ITEMS
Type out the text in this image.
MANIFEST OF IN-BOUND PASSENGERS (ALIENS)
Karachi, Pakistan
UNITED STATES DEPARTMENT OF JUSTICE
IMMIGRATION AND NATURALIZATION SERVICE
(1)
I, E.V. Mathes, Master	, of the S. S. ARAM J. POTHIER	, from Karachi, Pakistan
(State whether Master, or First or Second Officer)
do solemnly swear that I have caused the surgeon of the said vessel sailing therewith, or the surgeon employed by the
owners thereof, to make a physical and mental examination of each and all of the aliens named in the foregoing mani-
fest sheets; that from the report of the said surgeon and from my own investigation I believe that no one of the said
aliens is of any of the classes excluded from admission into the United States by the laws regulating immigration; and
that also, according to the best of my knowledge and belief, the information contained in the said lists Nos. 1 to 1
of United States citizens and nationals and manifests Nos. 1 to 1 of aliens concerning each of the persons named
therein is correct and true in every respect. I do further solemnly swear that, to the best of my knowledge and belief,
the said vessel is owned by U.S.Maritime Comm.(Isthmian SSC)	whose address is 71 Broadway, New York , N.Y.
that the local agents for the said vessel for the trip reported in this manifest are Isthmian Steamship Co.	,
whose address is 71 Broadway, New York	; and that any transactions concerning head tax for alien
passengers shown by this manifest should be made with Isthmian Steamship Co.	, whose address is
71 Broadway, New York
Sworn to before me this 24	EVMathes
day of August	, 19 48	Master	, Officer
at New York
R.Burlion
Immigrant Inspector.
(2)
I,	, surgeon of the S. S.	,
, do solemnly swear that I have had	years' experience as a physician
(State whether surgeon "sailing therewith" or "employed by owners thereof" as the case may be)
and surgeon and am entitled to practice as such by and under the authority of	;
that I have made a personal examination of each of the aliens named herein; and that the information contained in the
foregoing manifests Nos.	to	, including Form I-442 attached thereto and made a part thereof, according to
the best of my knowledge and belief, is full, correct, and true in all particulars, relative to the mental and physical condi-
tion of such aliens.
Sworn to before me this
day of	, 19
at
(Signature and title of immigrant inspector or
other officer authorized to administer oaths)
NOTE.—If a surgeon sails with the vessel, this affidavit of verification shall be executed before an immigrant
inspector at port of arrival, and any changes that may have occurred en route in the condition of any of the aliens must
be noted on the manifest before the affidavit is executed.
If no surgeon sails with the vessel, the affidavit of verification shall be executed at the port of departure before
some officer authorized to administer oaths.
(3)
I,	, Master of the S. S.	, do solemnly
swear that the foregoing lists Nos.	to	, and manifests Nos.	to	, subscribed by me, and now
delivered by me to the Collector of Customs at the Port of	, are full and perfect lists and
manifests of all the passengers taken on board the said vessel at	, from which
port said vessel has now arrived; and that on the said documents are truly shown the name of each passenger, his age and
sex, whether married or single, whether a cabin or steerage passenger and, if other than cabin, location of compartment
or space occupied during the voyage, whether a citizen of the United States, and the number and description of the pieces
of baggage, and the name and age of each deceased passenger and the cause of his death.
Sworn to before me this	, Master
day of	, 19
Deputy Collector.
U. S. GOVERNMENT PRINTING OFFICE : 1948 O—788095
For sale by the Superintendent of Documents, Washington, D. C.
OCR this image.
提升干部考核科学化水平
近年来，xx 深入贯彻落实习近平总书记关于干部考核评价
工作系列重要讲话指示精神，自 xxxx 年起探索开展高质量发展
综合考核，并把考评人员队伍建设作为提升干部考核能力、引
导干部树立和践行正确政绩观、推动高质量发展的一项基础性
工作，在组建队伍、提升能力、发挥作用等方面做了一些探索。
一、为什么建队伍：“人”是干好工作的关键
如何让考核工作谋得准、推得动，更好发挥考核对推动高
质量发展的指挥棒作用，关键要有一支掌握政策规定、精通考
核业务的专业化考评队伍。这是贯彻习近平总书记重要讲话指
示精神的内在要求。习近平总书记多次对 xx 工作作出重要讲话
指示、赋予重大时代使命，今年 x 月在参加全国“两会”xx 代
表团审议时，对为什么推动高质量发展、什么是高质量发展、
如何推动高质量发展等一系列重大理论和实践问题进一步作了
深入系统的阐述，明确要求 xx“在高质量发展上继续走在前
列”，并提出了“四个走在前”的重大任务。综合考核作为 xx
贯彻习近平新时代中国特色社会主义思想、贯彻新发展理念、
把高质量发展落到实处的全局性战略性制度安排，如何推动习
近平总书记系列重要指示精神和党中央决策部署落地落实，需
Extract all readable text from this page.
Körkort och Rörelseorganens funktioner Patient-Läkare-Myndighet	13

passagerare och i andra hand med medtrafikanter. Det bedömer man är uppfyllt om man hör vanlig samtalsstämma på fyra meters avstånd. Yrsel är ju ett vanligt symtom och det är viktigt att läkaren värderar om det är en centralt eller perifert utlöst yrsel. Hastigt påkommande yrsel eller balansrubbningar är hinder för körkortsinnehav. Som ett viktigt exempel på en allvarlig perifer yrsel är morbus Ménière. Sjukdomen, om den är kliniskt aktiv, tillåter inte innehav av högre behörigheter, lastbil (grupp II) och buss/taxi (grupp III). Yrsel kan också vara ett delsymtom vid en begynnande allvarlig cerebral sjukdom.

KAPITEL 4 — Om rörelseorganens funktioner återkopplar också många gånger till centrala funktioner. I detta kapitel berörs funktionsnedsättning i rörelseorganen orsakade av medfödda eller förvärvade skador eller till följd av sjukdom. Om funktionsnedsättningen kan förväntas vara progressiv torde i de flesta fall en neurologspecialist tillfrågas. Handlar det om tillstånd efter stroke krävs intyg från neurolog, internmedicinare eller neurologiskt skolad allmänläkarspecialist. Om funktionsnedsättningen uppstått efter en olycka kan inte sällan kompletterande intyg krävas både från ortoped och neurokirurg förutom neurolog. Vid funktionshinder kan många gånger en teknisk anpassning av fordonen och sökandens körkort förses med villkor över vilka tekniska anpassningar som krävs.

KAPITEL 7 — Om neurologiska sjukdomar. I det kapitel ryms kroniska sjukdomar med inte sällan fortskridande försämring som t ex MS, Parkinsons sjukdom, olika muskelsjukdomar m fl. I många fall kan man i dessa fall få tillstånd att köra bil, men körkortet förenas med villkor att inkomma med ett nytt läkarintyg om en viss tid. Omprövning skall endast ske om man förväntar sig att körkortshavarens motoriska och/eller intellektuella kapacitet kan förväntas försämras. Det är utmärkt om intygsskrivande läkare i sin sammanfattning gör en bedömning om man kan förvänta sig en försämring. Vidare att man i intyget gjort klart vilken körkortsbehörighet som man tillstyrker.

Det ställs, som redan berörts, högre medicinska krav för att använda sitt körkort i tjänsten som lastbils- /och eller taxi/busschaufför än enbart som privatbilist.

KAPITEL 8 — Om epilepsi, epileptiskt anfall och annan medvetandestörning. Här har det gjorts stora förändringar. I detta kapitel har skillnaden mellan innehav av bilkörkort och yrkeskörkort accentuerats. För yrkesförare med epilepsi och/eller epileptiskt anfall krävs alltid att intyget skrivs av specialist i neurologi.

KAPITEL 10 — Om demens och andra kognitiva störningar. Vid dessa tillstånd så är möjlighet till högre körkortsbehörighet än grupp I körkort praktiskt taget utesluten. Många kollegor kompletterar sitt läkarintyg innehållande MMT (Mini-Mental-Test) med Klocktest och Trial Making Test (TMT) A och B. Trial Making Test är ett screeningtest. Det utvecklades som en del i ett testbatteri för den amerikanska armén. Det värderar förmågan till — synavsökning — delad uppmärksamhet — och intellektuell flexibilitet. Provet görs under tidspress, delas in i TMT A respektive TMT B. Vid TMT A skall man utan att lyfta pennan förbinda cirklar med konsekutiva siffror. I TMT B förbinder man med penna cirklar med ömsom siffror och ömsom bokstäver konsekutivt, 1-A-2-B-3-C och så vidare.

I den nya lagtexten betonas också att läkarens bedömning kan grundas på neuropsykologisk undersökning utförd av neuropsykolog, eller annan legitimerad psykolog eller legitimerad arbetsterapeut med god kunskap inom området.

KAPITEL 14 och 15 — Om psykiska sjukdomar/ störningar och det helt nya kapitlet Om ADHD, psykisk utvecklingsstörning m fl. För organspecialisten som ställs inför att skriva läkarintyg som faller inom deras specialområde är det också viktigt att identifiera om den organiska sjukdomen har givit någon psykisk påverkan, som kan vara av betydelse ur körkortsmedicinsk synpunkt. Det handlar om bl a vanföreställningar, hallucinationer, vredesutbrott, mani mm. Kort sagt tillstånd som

OBJECTIVE
Determine how many lines contain the word "Karachi" and reply with that number alone.

COMPLETE OUTPUT
2